**Stated goal**
In the data below, find every line with the string "sensitivity" and pull it out.

**Materials provided**
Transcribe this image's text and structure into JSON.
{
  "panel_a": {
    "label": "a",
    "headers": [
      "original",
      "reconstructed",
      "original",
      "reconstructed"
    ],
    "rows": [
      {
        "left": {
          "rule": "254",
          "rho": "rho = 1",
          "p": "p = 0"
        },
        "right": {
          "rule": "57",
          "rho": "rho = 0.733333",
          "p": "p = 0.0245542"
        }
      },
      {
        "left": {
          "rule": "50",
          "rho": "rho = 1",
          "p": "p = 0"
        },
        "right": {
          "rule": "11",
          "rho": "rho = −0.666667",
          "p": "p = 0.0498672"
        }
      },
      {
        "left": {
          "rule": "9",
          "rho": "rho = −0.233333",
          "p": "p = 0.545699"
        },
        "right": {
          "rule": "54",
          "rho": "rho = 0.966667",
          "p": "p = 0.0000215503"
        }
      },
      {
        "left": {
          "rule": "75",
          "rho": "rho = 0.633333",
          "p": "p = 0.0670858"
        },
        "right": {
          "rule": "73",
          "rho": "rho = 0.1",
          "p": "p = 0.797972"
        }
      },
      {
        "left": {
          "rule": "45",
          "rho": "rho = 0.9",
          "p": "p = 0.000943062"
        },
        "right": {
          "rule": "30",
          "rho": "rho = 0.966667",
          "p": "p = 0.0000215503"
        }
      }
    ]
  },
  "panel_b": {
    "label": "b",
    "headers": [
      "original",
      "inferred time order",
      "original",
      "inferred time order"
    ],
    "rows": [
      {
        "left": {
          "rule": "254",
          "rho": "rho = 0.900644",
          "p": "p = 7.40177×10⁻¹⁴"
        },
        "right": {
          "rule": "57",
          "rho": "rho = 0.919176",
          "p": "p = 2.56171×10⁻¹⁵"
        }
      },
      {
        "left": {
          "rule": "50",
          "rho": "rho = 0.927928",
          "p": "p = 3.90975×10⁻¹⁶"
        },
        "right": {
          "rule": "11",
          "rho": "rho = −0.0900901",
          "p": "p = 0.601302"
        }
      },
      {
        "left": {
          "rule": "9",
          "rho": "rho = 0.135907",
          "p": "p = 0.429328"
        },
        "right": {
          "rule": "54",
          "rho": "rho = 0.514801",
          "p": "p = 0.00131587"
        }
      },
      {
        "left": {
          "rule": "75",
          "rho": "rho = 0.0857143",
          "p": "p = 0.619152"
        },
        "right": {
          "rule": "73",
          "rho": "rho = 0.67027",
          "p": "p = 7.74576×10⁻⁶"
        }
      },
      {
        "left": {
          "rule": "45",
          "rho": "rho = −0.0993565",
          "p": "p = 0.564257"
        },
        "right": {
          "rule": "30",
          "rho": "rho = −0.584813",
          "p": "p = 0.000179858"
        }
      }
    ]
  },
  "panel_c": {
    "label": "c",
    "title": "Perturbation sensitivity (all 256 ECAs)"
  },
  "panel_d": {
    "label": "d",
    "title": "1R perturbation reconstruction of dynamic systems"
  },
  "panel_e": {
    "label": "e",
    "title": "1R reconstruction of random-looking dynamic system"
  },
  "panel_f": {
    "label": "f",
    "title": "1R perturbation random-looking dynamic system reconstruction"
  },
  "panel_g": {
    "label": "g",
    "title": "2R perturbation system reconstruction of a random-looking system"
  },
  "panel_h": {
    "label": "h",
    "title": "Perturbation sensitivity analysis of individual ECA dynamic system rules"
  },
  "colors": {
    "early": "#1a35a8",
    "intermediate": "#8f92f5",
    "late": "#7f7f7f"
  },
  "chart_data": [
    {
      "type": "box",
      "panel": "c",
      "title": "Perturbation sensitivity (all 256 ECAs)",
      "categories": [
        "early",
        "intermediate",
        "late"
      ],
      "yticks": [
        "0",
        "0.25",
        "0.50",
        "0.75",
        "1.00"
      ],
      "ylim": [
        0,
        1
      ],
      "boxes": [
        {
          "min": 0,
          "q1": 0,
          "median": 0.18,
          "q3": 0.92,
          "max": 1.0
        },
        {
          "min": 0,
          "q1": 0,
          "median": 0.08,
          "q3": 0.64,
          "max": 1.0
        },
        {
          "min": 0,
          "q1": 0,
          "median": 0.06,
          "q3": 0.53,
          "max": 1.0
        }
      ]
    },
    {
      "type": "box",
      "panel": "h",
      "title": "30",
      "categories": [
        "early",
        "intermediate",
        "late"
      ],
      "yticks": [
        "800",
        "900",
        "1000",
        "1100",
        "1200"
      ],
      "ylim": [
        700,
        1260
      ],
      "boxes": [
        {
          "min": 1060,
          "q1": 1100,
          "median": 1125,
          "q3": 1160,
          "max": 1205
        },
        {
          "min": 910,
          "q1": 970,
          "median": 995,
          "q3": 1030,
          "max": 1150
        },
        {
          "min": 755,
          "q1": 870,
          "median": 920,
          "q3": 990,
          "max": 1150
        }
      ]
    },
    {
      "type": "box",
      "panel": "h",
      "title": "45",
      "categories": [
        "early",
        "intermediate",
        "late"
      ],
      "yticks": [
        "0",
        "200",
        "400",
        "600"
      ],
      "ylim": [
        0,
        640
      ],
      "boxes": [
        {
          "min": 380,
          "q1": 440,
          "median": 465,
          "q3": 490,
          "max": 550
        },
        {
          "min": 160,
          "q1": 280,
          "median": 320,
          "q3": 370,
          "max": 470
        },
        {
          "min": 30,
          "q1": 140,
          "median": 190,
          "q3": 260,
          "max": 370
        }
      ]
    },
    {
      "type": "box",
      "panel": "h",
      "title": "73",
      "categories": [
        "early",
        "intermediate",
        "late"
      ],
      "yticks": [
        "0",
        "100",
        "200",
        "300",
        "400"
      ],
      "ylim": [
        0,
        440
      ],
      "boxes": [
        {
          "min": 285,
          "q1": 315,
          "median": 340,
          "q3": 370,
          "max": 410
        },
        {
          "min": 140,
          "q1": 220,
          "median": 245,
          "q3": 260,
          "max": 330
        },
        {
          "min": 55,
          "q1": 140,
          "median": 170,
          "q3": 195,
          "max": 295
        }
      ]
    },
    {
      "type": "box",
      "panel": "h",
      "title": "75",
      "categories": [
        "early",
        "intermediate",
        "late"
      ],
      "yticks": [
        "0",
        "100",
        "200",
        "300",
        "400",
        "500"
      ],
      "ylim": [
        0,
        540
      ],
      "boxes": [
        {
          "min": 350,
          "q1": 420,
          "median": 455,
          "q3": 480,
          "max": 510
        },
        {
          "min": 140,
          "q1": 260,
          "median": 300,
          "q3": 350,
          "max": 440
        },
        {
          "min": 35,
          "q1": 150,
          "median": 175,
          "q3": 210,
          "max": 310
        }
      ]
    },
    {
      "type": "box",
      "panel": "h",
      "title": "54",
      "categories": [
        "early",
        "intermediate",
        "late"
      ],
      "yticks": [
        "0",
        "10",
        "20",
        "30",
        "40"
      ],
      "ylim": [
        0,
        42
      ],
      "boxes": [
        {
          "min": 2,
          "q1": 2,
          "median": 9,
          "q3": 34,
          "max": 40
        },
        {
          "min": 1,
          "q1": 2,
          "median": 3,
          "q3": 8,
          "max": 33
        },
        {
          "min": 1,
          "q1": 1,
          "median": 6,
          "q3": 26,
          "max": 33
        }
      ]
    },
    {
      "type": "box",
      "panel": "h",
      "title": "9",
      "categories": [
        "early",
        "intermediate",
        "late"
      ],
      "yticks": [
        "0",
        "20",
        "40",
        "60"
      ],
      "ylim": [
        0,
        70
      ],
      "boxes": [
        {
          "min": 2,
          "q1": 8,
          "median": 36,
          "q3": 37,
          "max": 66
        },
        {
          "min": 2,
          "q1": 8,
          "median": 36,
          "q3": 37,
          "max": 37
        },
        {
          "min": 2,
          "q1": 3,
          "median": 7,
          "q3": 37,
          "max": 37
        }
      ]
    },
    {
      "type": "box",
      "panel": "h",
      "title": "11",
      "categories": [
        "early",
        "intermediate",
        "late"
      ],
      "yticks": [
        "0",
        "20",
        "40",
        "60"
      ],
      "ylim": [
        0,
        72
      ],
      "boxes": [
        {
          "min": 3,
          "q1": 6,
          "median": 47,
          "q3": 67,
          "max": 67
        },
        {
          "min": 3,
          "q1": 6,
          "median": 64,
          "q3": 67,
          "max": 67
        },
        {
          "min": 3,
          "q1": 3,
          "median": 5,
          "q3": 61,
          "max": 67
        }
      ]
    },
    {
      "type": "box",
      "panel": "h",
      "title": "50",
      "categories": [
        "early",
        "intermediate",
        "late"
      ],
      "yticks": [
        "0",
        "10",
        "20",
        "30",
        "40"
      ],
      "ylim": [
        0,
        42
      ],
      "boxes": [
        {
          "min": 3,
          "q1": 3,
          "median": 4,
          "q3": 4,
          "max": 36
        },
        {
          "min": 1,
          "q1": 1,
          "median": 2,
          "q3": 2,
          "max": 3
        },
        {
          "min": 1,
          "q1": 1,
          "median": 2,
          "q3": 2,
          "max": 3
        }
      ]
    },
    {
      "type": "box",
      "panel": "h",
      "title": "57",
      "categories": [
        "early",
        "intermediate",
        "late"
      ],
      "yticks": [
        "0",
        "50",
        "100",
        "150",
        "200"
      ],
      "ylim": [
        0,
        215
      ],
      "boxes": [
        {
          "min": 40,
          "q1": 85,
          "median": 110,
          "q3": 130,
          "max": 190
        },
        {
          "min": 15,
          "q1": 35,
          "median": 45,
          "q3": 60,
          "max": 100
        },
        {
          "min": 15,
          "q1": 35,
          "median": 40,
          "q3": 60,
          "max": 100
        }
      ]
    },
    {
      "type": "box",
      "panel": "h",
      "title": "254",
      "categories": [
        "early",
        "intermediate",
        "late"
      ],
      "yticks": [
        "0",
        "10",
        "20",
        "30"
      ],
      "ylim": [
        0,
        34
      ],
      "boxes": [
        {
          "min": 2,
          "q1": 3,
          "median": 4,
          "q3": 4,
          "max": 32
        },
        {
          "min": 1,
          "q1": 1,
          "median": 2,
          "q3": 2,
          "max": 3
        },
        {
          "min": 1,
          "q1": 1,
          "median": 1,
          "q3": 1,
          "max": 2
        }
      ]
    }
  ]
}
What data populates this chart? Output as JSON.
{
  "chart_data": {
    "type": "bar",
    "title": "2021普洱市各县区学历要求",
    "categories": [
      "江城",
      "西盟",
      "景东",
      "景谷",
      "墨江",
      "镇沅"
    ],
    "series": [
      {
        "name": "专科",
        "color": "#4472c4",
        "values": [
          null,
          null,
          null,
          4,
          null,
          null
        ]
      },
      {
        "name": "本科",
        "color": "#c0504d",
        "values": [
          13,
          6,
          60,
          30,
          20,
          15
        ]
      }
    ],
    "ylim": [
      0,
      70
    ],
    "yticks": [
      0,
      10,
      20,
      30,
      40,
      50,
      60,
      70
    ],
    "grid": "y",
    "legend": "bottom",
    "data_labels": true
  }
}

**Task result**
    "title": "Perturbation sensitivity (all 256 ECAs)"
    "title": "Perturbation sensitivity analysis of individual ECA dynamic system rules"
      "title": "Perturbation sensitivity (all 256 ECAs)",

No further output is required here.